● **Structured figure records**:

##########

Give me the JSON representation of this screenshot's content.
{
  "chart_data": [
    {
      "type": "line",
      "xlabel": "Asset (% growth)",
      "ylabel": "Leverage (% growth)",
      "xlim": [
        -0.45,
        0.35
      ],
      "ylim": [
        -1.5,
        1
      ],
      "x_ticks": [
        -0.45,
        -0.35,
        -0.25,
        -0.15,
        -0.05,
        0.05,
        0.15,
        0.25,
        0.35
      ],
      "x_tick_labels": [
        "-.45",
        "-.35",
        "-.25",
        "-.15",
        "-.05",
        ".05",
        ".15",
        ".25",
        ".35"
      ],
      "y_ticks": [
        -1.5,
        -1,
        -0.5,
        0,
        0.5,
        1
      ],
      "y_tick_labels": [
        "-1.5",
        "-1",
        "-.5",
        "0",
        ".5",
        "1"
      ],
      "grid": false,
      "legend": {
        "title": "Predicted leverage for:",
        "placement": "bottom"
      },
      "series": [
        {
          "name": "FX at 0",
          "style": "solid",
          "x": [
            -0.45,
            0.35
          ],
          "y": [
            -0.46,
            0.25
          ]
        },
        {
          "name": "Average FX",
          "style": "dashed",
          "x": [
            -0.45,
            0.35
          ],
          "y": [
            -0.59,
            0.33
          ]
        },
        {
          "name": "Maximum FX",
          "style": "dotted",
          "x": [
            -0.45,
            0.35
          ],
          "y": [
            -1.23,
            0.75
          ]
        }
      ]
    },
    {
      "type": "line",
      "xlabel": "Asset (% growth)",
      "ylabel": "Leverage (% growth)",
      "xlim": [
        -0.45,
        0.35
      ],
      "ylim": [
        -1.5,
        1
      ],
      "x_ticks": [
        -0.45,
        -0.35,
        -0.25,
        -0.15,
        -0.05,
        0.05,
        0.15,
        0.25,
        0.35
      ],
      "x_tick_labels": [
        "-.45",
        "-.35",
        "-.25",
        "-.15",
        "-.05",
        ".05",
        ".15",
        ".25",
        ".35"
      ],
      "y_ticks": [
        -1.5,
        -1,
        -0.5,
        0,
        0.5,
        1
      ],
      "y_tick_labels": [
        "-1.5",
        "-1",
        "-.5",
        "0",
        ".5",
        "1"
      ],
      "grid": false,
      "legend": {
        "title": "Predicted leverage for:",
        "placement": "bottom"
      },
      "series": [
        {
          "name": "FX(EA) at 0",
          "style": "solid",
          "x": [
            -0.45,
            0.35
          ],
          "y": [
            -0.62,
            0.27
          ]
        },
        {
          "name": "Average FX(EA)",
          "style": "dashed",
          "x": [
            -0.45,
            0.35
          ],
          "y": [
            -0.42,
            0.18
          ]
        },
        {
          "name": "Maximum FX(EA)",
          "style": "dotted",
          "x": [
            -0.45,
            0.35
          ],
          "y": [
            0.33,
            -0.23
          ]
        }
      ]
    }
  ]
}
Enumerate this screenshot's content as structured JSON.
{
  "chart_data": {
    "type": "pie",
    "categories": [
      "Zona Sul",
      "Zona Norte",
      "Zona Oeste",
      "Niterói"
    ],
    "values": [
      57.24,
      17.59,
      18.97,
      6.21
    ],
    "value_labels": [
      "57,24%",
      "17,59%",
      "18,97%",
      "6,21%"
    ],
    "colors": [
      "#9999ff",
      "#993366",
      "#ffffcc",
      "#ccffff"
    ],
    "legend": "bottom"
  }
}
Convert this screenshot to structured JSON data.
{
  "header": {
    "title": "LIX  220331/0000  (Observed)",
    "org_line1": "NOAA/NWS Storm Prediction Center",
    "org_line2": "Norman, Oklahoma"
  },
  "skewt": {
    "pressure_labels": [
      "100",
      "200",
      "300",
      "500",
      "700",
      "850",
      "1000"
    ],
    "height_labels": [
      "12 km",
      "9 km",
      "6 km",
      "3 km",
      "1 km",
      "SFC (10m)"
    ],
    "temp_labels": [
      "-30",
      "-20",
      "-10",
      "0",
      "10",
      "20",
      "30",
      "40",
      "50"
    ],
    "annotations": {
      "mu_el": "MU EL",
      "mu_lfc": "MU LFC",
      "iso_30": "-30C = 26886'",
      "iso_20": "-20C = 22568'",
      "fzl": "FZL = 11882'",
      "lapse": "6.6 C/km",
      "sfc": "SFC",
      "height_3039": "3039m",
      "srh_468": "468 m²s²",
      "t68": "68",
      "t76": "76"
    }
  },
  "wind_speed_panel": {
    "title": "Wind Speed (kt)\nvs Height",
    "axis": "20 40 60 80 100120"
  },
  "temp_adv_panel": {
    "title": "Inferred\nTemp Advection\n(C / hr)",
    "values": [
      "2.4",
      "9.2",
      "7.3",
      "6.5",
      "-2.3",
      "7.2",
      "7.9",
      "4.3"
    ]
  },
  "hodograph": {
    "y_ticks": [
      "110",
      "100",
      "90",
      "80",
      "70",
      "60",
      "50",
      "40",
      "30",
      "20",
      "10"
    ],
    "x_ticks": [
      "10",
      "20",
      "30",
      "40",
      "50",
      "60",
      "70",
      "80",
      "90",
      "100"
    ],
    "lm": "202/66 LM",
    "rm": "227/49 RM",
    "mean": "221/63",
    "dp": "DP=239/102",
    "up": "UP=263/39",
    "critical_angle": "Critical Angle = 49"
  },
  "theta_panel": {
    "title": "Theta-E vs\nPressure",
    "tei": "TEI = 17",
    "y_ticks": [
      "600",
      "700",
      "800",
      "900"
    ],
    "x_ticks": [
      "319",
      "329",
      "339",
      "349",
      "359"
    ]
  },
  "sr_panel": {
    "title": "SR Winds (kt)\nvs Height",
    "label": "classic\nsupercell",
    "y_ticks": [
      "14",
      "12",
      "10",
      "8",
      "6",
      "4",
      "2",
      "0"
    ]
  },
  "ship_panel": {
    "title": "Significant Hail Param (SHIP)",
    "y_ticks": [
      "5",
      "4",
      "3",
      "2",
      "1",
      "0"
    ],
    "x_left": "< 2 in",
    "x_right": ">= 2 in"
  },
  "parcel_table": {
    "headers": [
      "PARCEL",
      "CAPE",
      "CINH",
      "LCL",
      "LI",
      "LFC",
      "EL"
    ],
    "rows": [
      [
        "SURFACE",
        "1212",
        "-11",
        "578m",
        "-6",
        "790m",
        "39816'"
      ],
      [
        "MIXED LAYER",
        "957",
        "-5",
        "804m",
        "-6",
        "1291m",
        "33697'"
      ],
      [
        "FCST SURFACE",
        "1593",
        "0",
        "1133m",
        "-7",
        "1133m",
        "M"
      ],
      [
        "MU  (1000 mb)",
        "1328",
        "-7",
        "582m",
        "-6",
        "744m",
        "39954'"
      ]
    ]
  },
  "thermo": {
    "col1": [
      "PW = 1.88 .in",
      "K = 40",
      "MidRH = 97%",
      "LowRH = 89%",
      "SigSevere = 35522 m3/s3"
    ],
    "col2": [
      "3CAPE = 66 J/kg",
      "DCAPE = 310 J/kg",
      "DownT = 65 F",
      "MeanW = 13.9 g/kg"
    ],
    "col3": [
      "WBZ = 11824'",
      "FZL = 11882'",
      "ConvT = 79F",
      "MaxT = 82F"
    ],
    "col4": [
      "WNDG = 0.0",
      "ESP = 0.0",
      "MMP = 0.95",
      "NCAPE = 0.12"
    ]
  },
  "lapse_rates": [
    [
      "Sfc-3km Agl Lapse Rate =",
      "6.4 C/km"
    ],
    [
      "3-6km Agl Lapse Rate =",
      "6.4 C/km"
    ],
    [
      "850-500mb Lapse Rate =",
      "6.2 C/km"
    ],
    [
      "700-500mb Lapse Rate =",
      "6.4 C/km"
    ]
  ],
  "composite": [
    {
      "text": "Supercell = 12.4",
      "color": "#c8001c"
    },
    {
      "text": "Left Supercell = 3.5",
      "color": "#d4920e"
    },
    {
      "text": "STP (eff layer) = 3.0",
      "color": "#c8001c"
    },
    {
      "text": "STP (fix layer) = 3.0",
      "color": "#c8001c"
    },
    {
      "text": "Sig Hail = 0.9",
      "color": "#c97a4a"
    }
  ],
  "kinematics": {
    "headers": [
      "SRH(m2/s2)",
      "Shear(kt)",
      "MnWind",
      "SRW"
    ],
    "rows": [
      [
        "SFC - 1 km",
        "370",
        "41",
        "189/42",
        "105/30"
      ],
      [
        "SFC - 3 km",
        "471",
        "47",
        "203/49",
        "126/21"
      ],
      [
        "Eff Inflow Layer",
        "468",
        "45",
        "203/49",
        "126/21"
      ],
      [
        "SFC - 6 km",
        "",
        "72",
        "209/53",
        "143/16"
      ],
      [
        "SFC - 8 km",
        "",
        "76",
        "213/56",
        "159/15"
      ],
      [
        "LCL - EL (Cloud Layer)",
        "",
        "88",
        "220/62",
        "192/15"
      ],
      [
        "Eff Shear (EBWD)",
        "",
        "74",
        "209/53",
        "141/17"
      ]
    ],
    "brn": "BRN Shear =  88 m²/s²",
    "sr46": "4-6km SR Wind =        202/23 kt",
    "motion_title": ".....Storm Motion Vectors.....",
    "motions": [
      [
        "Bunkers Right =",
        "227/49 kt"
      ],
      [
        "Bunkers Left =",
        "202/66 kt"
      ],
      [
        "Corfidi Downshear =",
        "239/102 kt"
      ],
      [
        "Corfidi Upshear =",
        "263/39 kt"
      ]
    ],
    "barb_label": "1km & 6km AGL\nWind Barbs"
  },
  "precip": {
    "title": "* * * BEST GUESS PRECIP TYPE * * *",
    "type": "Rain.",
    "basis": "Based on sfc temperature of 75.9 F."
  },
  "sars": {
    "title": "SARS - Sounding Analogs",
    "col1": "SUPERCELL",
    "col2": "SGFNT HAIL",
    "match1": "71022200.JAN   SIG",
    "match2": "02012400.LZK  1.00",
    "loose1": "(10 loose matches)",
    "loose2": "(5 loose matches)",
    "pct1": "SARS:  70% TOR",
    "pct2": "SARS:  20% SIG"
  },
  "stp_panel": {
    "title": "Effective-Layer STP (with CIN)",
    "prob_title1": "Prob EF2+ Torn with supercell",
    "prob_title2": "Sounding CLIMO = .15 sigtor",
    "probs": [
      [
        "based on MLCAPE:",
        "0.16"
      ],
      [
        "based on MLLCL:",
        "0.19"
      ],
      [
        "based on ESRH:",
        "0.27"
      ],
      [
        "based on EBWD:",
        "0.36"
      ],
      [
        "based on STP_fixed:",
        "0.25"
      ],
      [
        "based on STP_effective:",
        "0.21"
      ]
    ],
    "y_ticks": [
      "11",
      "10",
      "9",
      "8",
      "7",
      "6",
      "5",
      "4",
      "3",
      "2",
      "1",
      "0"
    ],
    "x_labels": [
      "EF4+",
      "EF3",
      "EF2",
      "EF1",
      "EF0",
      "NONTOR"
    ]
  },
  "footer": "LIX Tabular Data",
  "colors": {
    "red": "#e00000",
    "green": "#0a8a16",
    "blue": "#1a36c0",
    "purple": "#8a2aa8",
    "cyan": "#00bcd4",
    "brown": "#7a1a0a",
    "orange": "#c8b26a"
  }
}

##########

● **The problem**: Wherever a line in the data above holds "loose", copy that line.

● **Output**:
    "loose1": "(10 loose matches)",
    "loose2": "(5 loose matches)",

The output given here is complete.